Esta noche se presenta A titulo Personal , una mirada irónica al asombroso quehacer de cuatro décadas del colectivo , que ofrenda un derroche de afirmación vital , talento y lucidez en medio del imperio de la estulticia y el cinismo. Esta obra colectiva fue creada a partir de la rica memoria del grupo apasionado por el estudio del teatro , la poesía y la ciencia de lejanas geografías , de la realidad desaforada del sur de América y del discurrir vertiginoso de nuestro crisol de razas y culturas – a un tiempo infernal y deslumbrante – que hierve en esta esquina andina , caribeña y amazónica de Abya Yala , tan largo tiempo codiciada. La obra fue tejida también con la memoria de las penas infinitas nacidas del prolongado sacrificio de tantos inermes soñadores…

Fuera del Teatro quedan las calles y veredas con más 550.000 jóvenes humildes intoxicados en la desconfianza y el odio y condenados al oficio horrendo de la guerra ; en el patio del Teatro , antes de ingresar a la sala , se inicia el Carnaval , un torrente de música y pasión – porque el marketing para vender a Colombia en los mercados internacionales ha dictaminado que Colombia es pasión – en medio de la miseria y el desangre.

• • • • • • •

_Tareas propuestas_:
- A) Según el fragmento sobre A título personal, ¿qué ha dictaminado el marketing para vender a Colombia en los mercados internacionales?
- B) Prosigue el fragmento sobre A título personal a partir de su última oración.

_Datos extraídos_:
• • • • • • •

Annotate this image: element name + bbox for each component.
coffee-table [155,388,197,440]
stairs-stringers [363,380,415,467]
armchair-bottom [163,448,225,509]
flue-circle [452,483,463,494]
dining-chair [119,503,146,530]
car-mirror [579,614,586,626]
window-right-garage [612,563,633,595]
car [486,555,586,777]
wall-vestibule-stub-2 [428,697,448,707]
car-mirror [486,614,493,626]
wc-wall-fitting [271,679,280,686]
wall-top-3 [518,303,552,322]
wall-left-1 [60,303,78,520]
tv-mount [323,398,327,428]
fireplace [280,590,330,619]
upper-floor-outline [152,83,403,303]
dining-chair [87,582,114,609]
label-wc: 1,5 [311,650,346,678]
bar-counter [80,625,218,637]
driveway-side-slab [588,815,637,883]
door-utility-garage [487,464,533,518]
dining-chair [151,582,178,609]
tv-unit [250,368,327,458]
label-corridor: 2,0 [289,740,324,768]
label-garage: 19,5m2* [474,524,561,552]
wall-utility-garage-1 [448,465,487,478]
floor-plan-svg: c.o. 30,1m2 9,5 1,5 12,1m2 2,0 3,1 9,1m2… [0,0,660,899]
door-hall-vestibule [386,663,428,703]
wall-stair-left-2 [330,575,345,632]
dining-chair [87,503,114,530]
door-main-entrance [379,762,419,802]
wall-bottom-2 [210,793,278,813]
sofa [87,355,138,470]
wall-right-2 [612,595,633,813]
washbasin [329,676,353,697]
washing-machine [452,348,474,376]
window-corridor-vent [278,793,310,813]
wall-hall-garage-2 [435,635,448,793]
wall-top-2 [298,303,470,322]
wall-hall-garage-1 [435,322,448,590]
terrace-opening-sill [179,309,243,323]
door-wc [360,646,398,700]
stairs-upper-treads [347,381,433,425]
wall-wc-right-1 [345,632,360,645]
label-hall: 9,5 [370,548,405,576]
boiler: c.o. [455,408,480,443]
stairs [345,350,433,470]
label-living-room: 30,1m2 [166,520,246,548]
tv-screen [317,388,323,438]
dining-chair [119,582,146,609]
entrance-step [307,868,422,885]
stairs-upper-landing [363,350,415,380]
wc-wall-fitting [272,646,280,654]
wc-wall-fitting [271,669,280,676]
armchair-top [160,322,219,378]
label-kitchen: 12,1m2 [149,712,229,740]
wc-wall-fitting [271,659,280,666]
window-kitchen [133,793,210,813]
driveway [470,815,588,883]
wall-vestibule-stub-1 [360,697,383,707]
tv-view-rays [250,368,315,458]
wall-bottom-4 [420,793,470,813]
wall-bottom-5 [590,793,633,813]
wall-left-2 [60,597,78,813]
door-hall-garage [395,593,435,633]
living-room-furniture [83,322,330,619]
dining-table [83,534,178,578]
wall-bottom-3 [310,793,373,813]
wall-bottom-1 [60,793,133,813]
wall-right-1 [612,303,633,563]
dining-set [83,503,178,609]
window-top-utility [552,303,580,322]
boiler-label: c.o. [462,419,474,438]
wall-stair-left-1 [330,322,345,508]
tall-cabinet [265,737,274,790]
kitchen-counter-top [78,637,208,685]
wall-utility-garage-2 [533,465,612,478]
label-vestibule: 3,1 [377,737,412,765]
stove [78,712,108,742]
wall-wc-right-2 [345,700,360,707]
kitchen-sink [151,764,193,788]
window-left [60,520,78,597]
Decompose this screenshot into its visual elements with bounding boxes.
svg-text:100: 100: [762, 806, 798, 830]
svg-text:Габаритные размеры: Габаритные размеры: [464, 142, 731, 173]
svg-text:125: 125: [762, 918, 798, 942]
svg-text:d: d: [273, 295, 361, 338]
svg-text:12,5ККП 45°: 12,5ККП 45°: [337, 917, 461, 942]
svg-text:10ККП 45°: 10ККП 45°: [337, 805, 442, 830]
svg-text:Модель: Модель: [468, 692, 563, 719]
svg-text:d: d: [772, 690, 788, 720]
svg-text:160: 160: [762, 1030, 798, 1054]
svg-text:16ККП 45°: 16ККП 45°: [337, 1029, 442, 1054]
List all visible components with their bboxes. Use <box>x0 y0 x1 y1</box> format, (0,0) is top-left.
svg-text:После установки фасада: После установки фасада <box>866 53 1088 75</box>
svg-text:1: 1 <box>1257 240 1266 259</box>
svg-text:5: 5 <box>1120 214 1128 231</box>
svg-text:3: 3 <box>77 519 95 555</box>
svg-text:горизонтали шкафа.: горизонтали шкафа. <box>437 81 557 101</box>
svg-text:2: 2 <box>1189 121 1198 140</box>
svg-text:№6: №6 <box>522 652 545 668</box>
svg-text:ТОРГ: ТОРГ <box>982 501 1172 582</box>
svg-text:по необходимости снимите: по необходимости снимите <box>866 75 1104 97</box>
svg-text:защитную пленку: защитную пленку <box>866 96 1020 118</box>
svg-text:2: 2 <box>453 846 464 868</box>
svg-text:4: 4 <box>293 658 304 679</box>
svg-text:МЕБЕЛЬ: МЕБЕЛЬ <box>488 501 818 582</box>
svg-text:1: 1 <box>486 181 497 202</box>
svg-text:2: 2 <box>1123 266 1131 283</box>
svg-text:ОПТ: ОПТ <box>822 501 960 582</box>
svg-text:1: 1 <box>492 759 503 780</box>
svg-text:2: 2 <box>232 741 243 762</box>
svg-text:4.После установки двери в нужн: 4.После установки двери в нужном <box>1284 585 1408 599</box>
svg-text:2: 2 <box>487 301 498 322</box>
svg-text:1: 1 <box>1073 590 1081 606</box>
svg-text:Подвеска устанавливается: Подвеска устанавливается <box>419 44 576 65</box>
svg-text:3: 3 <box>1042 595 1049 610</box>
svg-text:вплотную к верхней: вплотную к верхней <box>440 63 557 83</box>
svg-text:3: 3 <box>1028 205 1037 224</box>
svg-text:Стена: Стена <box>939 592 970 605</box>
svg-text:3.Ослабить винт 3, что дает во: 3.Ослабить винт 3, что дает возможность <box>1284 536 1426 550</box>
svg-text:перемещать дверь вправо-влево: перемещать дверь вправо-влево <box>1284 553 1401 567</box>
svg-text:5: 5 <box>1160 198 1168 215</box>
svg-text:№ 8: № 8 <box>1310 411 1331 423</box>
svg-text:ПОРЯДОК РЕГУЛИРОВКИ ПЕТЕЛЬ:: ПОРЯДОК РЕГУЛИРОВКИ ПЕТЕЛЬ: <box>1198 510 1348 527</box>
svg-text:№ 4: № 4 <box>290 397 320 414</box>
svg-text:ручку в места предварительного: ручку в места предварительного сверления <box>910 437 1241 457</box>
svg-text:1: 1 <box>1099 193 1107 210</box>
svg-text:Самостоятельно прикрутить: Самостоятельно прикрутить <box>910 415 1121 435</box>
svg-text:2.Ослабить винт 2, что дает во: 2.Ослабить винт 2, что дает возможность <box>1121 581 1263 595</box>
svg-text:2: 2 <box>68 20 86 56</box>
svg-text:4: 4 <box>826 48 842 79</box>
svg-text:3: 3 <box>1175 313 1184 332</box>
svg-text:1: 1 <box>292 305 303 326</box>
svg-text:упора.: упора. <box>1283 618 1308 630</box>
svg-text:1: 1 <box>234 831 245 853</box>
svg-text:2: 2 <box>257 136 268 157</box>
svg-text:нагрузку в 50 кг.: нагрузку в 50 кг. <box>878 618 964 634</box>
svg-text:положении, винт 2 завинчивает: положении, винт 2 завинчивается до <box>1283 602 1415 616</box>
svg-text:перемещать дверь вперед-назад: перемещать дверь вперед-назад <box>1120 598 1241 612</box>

• • • • • • •

_Respuestas redactadas_:
- A) Que Colombia es pasión.

- B)
Discurriendo entre el viaje al recuerdo con el desfile de la memoria poética de la revolución rusa , la voz y la presencia formidable de Carmiña cantando a capela un vallenato que nos arroba sin remedio por el sentimiento con el que lo interpreta y por la letra mordaz que en tres minutos nos conmociona con verdades de piedra , y la fulgurante pedagogía artística que despliega Paletas mostrándonos entre otras muchas cosas la forma en que los desaparecidos nos hacen aparecer y se es libre dentro del reglamento, se inicia una filigrana de fulgores labrada por una excepcional conjunción de talentos maduros y en flor.

Alguien decía que en tiempos oscuros se escribe con tinta invisible y en este territorio , en el que hoy continúan entrelazados lo horrendo y lo luminoso , continua germinando un teatro respetuoso de la tradición pero y arriesgado en la propuesta , sutil y brutal , audaz en la expresión despiadada y no hermético a la ternura , sazonado con maestría en canto y poesía , y capaz de arrebatarnos en un instante una risa irreprimible , y en el instante siguiente congelarnos la sonrisa en los labios al abrirnos la conciencia a lo monstruoso que se esconde en la comedia.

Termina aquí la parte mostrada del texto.